What to produce =>
Locate each line of the material that contains "color", then return it.

(Source records)
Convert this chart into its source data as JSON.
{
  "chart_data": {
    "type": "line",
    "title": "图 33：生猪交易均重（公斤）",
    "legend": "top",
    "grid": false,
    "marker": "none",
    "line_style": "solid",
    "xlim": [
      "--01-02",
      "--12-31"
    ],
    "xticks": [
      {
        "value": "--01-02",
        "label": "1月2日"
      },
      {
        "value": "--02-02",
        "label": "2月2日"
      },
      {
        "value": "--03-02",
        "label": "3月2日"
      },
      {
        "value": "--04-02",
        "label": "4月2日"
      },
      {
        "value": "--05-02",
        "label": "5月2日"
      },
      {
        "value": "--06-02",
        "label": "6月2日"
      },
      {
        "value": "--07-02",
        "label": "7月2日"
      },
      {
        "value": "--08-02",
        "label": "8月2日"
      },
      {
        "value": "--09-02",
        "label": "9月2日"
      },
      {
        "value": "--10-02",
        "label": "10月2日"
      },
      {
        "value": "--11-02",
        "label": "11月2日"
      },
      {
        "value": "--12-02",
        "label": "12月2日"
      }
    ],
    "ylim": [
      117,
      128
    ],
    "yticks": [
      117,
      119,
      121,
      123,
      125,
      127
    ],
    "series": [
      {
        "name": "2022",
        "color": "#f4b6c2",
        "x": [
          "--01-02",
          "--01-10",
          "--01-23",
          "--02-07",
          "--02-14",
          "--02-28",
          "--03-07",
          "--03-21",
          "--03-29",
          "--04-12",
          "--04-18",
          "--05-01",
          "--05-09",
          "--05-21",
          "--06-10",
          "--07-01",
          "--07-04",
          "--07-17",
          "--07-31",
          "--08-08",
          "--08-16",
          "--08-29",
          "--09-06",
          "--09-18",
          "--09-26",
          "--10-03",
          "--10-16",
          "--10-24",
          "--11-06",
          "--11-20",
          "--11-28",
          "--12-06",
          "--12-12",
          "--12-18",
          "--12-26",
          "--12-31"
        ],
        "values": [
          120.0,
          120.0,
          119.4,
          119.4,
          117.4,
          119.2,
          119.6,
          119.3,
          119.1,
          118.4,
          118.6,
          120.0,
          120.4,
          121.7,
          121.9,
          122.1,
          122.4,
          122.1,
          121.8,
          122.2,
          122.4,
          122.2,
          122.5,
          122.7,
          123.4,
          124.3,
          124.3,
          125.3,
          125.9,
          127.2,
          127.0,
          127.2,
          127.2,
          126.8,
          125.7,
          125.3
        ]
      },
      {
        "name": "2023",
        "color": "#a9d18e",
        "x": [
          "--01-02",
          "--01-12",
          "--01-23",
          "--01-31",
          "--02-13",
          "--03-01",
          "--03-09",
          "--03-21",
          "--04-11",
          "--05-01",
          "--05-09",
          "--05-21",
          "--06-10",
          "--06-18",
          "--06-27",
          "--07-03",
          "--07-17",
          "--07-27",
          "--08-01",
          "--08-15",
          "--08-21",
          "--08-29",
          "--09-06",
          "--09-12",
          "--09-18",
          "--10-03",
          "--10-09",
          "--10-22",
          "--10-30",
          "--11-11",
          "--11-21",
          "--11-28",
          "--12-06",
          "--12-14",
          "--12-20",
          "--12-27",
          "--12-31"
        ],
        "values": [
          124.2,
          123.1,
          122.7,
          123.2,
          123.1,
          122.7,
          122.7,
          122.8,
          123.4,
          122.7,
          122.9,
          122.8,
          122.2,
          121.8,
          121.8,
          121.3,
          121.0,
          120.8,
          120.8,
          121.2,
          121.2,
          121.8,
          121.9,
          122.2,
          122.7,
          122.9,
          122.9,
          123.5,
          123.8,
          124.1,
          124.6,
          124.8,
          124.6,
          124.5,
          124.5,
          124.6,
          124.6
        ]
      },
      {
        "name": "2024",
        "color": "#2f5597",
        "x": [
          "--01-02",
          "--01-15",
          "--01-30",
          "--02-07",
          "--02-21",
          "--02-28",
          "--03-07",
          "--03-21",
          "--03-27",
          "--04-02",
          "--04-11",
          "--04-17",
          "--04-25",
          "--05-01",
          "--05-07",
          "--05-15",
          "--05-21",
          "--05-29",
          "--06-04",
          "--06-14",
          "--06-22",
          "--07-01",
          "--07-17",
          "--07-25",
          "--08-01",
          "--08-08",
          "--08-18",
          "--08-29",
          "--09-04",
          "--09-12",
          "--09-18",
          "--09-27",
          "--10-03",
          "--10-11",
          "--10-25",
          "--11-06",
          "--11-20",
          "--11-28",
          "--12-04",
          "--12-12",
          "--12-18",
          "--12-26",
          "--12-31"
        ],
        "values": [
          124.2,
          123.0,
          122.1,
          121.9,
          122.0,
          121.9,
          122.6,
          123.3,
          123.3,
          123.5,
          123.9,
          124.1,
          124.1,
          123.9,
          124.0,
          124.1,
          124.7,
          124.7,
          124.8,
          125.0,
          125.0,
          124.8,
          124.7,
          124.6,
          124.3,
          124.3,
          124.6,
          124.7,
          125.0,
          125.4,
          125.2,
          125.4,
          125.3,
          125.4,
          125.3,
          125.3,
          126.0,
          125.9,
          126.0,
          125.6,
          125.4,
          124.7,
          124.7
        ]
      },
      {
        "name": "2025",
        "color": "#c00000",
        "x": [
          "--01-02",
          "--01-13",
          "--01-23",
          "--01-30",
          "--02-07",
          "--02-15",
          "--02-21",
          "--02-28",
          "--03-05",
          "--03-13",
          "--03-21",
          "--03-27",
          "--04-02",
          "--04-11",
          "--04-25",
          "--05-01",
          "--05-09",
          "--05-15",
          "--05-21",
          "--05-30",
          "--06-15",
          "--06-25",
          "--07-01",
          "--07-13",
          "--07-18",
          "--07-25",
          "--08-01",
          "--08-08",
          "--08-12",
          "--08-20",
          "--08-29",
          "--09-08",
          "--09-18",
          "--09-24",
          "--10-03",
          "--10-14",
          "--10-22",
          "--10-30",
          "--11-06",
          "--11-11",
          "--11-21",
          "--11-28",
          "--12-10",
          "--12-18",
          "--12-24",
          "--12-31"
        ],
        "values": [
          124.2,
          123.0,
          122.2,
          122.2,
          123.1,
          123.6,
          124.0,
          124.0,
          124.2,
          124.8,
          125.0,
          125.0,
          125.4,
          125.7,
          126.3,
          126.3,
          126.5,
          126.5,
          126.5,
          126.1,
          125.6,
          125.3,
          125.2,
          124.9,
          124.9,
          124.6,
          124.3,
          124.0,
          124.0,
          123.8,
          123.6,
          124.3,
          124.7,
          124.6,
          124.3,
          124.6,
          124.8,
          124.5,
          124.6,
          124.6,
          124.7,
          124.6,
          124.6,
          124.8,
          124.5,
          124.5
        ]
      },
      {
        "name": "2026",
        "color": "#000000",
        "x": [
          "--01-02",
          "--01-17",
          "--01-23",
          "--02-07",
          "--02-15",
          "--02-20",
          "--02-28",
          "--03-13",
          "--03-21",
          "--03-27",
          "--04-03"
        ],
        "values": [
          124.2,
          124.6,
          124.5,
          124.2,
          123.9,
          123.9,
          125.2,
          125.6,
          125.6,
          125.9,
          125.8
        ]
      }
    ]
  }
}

Finished task =>
        "color": "#f4b6c2",
        "color": "#a9d18e",
        "color": "#2f5597",
        "color": "#c00000",
        "color": "#000000",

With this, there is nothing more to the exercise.